Identify the lines that contain the word "accent" and copy each one.
-- Data provided start --
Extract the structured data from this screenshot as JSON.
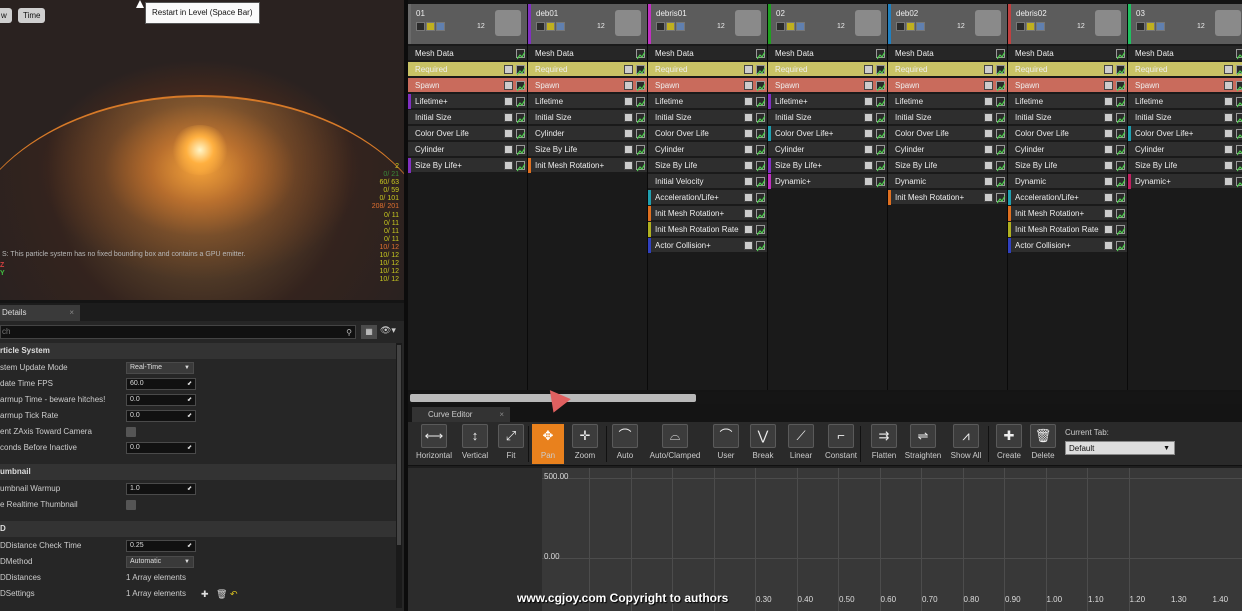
{
  "viewport": {
    "buttons": [
      "w",
      "Time"
    ],
    "tooltip": "Restart in Level (Space Bar)",
    "warning": "S: This particle system has no fixed bounding box and contains a GPU emitter.",
    "axis_z": "Z",
    "axis_y": "Y",
    "stats": [
      {
        "text": "2",
        "color": "#c8c820"
      },
      {
        "text": "0/ 21",
        "color": "#3a8a3a"
      },
      {
        "text": "60/ 63",
        "color": "#c8c820"
      },
      {
        "text": "0/ 59",
        "color": "#c8c820"
      },
      {
        "text": "0/ 101",
        "color": "#c8c820"
      },
      {
        "text": "208/ 201",
        "color": "#e07030"
      },
      {
        "text": "0/ 11",
        "color": "#c8c820"
      },
      {
        "text": "0/ 11",
        "color": "#c8c820"
      },
      {
        "text": "0/ 11",
        "color": "#c8c820"
      },
      {
        "text": "0/ 11",
        "color": "#c8c820"
      },
      {
        "text": "10/ 12",
        "color": "#e07030"
      },
      {
        "text": "10/ 12",
        "color": "#c8c820"
      },
      {
        "text": "10/ 12",
        "color": "#c8c820"
      },
      {
        "text": "10/ 12",
        "color": "#c8c820"
      },
      {
        "text": "10/ 12",
        "color": "#c8c820"
      }
    ]
  },
  "details": {
    "tab": "Details",
    "search_placeholder": "ch",
    "sections": [
      {
        "title": "rticle System",
        "rows": [
          {
            "label": "stem Update Mode",
            "kind": "dropdown",
            "value": "Real-Time"
          },
          {
            "label": "date Time FPS",
            "kind": "number",
            "value": "60.0"
          },
          {
            "label": "armup Time - beware hitches!",
            "kind": "number",
            "value": "0.0"
          },
          {
            "label": "armup Tick Rate",
            "kind": "number",
            "value": "0.0"
          },
          {
            "label": "ent ZAxis Toward Camera",
            "kind": "check",
            "value": ""
          },
          {
            "label": "conds Before Inactive",
            "kind": "number",
            "value": "0.0"
          }
        ]
      },
      {
        "title": "umbnail",
        "rows": [
          {
            "label": "umbnail Warmup",
            "kind": "number",
            "value": "1.0"
          },
          {
            "label": "e Realtime Thumbnail",
            "kind": "check",
            "value": ""
          }
        ]
      },
      {
        "title": "D",
        "rows": [
          {
            "label": "DDistance Check Time",
            "kind": "number",
            "value": "0.25"
          },
          {
            "label": "DMethod",
            "kind": "dropdown",
            "value": "Automatic"
          },
          {
            "label": "DDistances",
            "kind": "array",
            "value": "1 Array elements"
          },
          {
            "label": "DSettings",
            "kind": "array",
            "value": "1 Array elements"
          }
        ]
      }
    ]
  },
  "emitters": [
    {
      "name": "01",
      "count": "12",
      "accent": "#6a6a6a",
      "modules": [
        {
          "label": "Mesh Data",
          "type": "plain",
          "bar": ""
        },
        {
          "label": "Required",
          "type": "req",
          "bar": ""
        },
        {
          "label": "Spawn",
          "type": "spawn",
          "bar": ""
        },
        {
          "label": "Lifetime+",
          "type": "mod",
          "bar": "#8030c0"
        },
        {
          "label": "Initial Size",
          "type": "mod",
          "bar": ""
        },
        {
          "label": "Color Over Life",
          "type": "mod",
          "bar": ""
        },
        {
          "label": "Cylinder",
          "type": "mod",
          "bar": ""
        },
        {
          "label": "Size By Life+",
          "type": "mod",
          "bar": "#8030c0"
        }
      ]
    },
    {
      "name": "deb01",
      "count": "12",
      "accent": "#8030c0",
      "modules": [
        {
          "label": "Mesh Data",
          "type": "plain",
          "bar": ""
        },
        {
          "label": "Required",
          "type": "req",
          "bar": ""
        },
        {
          "label": "Spawn",
          "type": "spawn",
          "bar": ""
        },
        {
          "label": "Lifetime",
          "type": "mod",
          "bar": ""
        },
        {
          "label": "Initial Size",
          "type": "mod",
          "bar": ""
        },
        {
          "label": "Cylinder",
          "type": "mod",
          "bar": ""
        },
        {
          "label": "Size By Life",
          "type": "mod",
          "bar": ""
        },
        {
          "label": "Init Mesh Rotation+",
          "type": "mod",
          "bar": "#e07020"
        }
      ]
    },
    {
      "name": "debris01",
      "count": "12",
      "accent": "#c030c0",
      "modules": [
        {
          "label": "Mesh Data",
          "type": "plain",
          "bar": ""
        },
        {
          "label": "Required",
          "type": "req",
          "bar": ""
        },
        {
          "label": "Spawn",
          "type": "spawn",
          "bar": ""
        },
        {
          "label": "Lifetime",
          "type": "mod",
          "bar": ""
        },
        {
          "label": "Initial Size",
          "type": "mod",
          "bar": ""
        },
        {
          "label": "Color Over Life",
          "type": "mod",
          "bar": ""
        },
        {
          "label": "Cylinder",
          "type": "mod",
          "bar": ""
        },
        {
          "label": "Size By Life",
          "type": "mod",
          "bar": ""
        },
        {
          "label": "Initial Velocity",
          "type": "mod",
          "bar": ""
        },
        {
          "label": "Acceleration/Life+",
          "type": "mod",
          "bar": "#20a0b0"
        },
        {
          "label": "Init Mesh Rotation+",
          "type": "mod",
          "bar": "#e07020"
        },
        {
          "label": "Init Mesh Rotation Rate",
          "type": "mod",
          "bar": "#b0b020"
        },
        {
          "label": "Actor Collision+",
          "type": "mod",
          "bar": "#3040c0"
        }
      ]
    },
    {
      "name": "02",
      "count": "12",
      "accent": "#20a020",
      "modules": [
        {
          "label": "Mesh Data",
          "type": "plain",
          "bar": ""
        },
        {
          "label": "Required",
          "type": "req",
          "bar": ""
        },
        {
          "label": "Spawn",
          "type": "spawn",
          "bar": ""
        },
        {
          "label": "Lifetime+",
          "type": "mod",
          "bar": "#8030c0"
        },
        {
          "label": "Initial Size",
          "type": "mod",
          "bar": ""
        },
        {
          "label": "Color Over Life+",
          "type": "mod",
          "bar": "#20a0b0"
        },
        {
          "label": "Cylinder",
          "type": "mod",
          "bar": ""
        },
        {
          "label": "Size By Life+",
          "type": "mod",
          "bar": "#8030c0"
        },
        {
          "label": "Dynamic+",
          "type": "mod",
          "bar": "#c030c0"
        }
      ]
    },
    {
      "name": "deb02",
      "count": "12",
      "accent": "#2080c0",
      "modules": [
        {
          "label": "Mesh Data",
          "type": "plain",
          "bar": ""
        },
        {
          "label": "Required",
          "type": "req",
          "bar": ""
        },
        {
          "label": "Spawn",
          "type": "spawn",
          "bar": ""
        },
        {
          "label": "Lifetime",
          "type": "mod",
          "bar": ""
        },
        {
          "label": "Initial Size",
          "type": "mod",
          "bar": ""
        },
        {
          "label": "Color Over Life",
          "type": "mod",
          "bar": ""
        },
        {
          "label": "Cylinder",
          "type": "mod",
          "bar": ""
        },
        {
          "label": "Size By Life",
          "type": "mod",
          "bar": ""
        },
        {
          "label": "Dynamic",
          "type": "mod",
          "bar": ""
        },
        {
          "label": "Init Mesh Rotation+",
          "type": "mod",
          "bar": "#e07020"
        }
      ]
    },
    {
      "name": "debris02",
      "count": "12",
      "accent": "#c04040",
      "modules": [
        {
          "label": "Mesh Data",
          "type": "plain",
          "bar": ""
        },
        {
          "label": "Required",
          "type": "req",
          "bar": ""
        },
        {
          "label": "Spawn",
          "type": "spawn",
          "bar": ""
        },
        {
          "label": "Lifetime",
          "type": "mod",
          "bar": ""
        },
        {
          "label": "Initial Size",
          "type": "mod",
          "bar": ""
        },
        {
          "label": "Color Over Life",
          "type": "mod",
          "bar": ""
        },
        {
          "label": "Cylinder",
          "type": "mod",
          "bar": ""
        },
        {
          "label": "Size By Life",
          "type": "mod",
          "bar": ""
        },
        {
          "label": "Dynamic",
          "type": "mod",
          "bar": ""
        },
        {
          "label": "Acceleration/Life+",
          "type": "mod",
          "bar": "#20a0b0"
        },
        {
          "label": "Init Mesh Rotation+",
          "type": "mod",
          "bar": "#e07020"
        },
        {
          "label": "Init Mesh Rotation Rate",
          "type": "mod",
          "bar": "#b0b020"
        },
        {
          "label": "Actor Collision+",
          "type": "mod",
          "bar": "#3040c0"
        }
      ]
    },
    {
      "name": "03",
      "count": "12",
      "accent": "#20c060",
      "modules": [
        {
          "label": "Mesh Data",
          "type": "plain",
          "bar": ""
        },
        {
          "label": "Required",
          "type": "req",
          "bar": ""
        },
        {
          "label": "Spawn",
          "type": "spawn",
          "bar": ""
        },
        {
          "label": "Lifetime",
          "type": "mod",
          "bar": ""
        },
        {
          "label": "Initial Size",
          "type": "mod",
          "bar": ""
        },
        {
          "label": "Color Over Life+",
          "type": "mod",
          "bar": "#20a0b0"
        },
        {
          "label": "Cylinder",
          "type": "mod",
          "bar": ""
        },
        {
          "label": "Size By Life",
          "type": "mod",
          "bar": ""
        },
        {
          "label": "Dynamic+",
          "type": "mod",
          "bar": "#c02060"
        }
      ]
    }
  ],
  "curve_editor": {
    "tab": "Curve Editor",
    "tools": [
      {
        "label": "Horizontal",
        "icon": "horizontal-icon",
        "glyph": "⟷"
      },
      {
        "label": "Vertical",
        "icon": "vertical-icon",
        "glyph": "↕"
      },
      {
        "label": "Fit",
        "icon": "fit-icon",
        "glyph": "⤢"
      },
      {
        "label": "Pan",
        "icon": "pan-icon",
        "glyph": "✥",
        "active": true
      },
      {
        "label": "Zoom",
        "icon": "zoom-icon",
        "glyph": "✛"
      },
      {
        "label": "Auto",
        "icon": "auto-tangent-icon",
        "glyph": "⌒"
      },
      {
        "label": "Auto/Clamped",
        "icon": "auto-clamped-icon",
        "glyph": "⌓"
      },
      {
        "label": "User",
        "icon": "user-tangent-icon",
        "glyph": "⌒"
      },
      {
        "label": "Break",
        "icon": "break-tangent-icon",
        "glyph": "⋁"
      },
      {
        "label": "Linear",
        "icon": "linear-icon",
        "glyph": "⟋"
      },
      {
        "label": "Constant",
        "icon": "constant-icon",
        "glyph": "⌐"
      },
      {
        "label": "Flatten",
        "icon": "flatten-icon",
        "glyph": "⇉"
      },
      {
        "label": "Straighten",
        "icon": "straighten-icon",
        "glyph": "⇌"
      },
      {
        "label": "Show All",
        "icon": "show-all-icon",
        "glyph": "⩘"
      },
      {
        "label": "Create",
        "icon": "create-icon",
        "glyph": "✚"
      },
      {
        "label": "Delete",
        "icon": "delete-icon",
        "glyph": "🗑"
      }
    ],
    "current_tab_label": "Current Tab:",
    "current_tab_value": "Default",
    "y_labels": [
      "500.00",
      "0.00"
    ],
    "x_labels": [
      "0.30",
      "0.40",
      "0.50",
      "0.60",
      "0.70",
      "0.80",
      "0.90",
      "1.00",
      "1.10",
      "1.20",
      "1.30",
      "1.40"
    ]
  },
  "watermark": "www.cgjoy.com Copyright to authors"
}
-- Data provided end --
Answer:
      "accent": "#6a6a6a",
      "accent": "#8030c0",
      "accent": "#c030c0",
      "accent": "#20a020",
      "accent": "#2080c0",
      "accent": "#c04040",
      "accent": "#20c060",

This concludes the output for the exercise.